>> BEGIN Input rows

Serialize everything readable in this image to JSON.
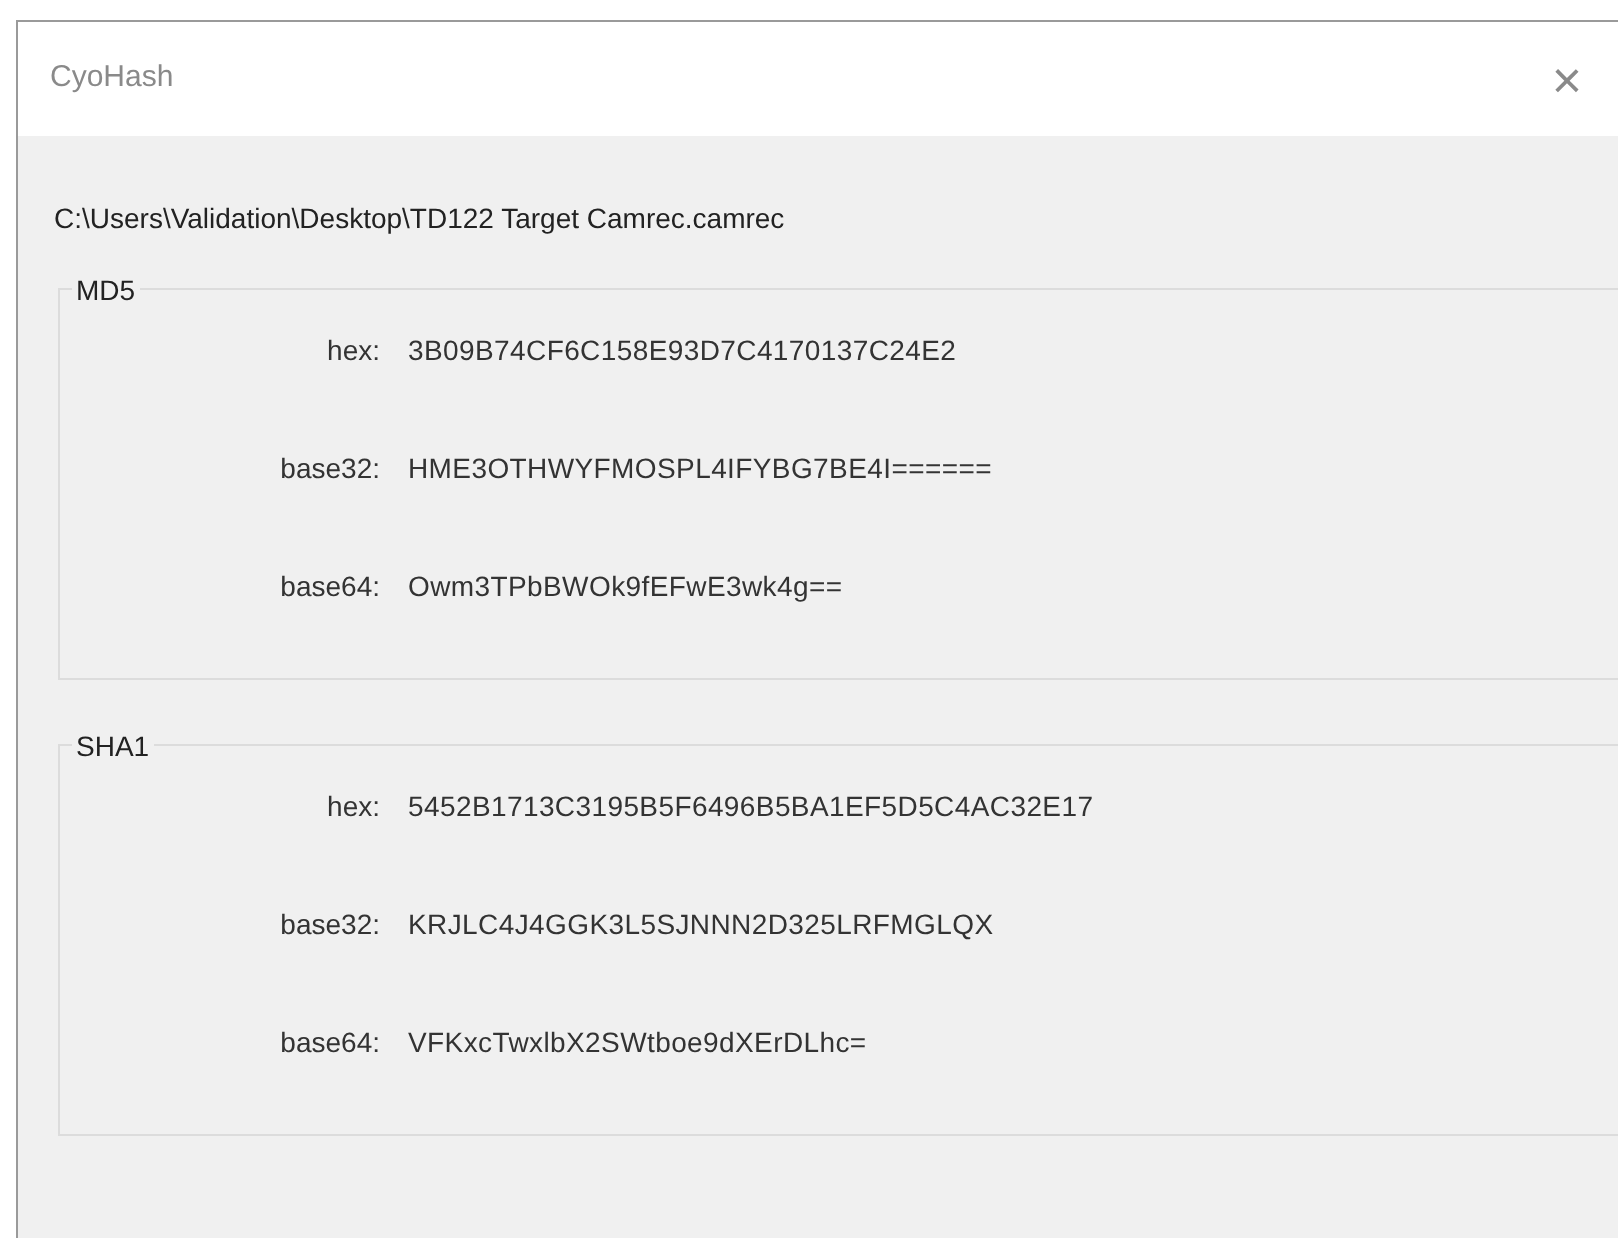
{
  "window": {
    "title": "CyoHash",
    "close": "×"
  },
  "path": "C:\\Users\\Validation\\Desktop\\TD122 Target Camrec.camrec",
  "groups": [
    {
      "title": "MD5",
      "rows": [
        {
          "label": "hex:",
          "value": "3B09B74CF6C158E93D7C4170137C24E2"
        },
        {
          "label": "base32:",
          "value": "HME3OTHWYFMOSPL4IFYBG7BE4I======"
        },
        {
          "label": "base64:",
          "value": "Owm3TPbBWOk9fEFwE3wk4g=="
        }
      ]
    },
    {
      "title": "SHA1",
      "rows": [
        {
          "label": "hex:",
          "value": "5452B1713C3195B5F6496B5BA1EF5D5C4AC32E17"
        },
        {
          "label": "base32:",
          "value": "KRJLC4J4GGK3L5SJNNN2D325LRFMGLQX"
        },
        {
          "label": "base64:",
          "value": "VFKxcTwxlbX2SWtboe9dXErDLhc="
        }
      ]
    }
  ]
}
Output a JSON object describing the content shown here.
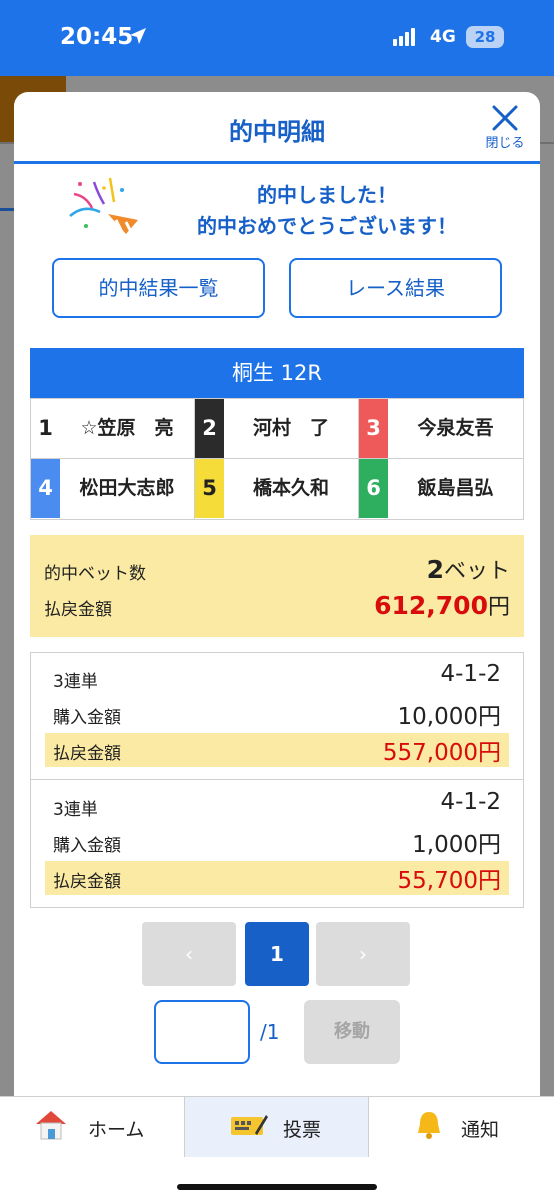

>> END Input rows

=== Problem description ===
Copy the data word for word. Pictures do not go in the copy.

=== Answer for the task ===
Serialize everything readable in this image to JSON.
{
  "window": {
    "title": "CyoHash",
    "close": "×"
  },
  "path": "C:\\Users\\Validation\\Desktop\\TD122 Target Camrec.camrec",
  "groups": [
    {
      "title": "MD5",
      "rows": [
        {
          "label": "hex:",
          "value": "3B09B74CF6C158E93D7C4170137C24E2"
        },
        {
          "label": "base32:",
          "value": "HME3OTHWYFMOSPL4IFYBG7BE4I======"
        },
        {
          "label": "base64:",
          "value": "Owm3TPbBWOk9fEFwE3wk4g=="
        }
      ]
    },
    {
      "title": "SHA1",
      "rows": [
        {
          "label": "hex:",
          "value": "5452B1713C3195B5F6496B5BA1EF5D5C4AC32E17"
        },
        {
          "label": "base32:",
          "value": "KRJLC4J4GGK3L5SJNNN2D325LRFMGLQX"
        },
        {
          "label": "base64:",
          "value": "VFKxcTwxlbX2SWtboe9dXErDLhc="
        }
      ]
    }
  ]
}
Output a JSON object describing the content shown here.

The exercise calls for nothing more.